Task directions: Give the number of lines below that contain the word "text", and nothing else.

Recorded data
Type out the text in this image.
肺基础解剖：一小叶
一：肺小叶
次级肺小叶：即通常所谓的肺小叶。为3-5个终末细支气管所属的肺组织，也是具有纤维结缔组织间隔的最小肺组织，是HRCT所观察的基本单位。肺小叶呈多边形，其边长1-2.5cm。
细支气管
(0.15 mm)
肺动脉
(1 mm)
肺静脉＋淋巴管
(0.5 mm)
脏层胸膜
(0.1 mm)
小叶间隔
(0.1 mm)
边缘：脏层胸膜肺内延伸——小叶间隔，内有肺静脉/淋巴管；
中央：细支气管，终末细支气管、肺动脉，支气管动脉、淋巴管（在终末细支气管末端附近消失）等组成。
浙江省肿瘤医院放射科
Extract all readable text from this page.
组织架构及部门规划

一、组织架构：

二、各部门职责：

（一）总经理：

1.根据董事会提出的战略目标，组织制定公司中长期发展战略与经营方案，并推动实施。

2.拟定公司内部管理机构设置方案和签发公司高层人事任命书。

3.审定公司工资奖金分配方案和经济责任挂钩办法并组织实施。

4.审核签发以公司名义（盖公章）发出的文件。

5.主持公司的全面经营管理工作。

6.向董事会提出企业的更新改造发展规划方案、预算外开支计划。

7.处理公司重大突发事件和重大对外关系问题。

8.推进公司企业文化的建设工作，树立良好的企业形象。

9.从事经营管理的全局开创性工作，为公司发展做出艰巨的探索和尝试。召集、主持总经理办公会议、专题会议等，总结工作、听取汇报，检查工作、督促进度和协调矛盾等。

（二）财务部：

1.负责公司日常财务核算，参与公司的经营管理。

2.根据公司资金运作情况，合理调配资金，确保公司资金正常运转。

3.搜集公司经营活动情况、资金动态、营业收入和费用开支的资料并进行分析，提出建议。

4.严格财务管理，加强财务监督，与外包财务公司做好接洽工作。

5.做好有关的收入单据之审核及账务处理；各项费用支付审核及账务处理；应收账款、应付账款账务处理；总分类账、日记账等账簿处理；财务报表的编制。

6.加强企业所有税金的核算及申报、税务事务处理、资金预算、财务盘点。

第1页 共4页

Final result: 2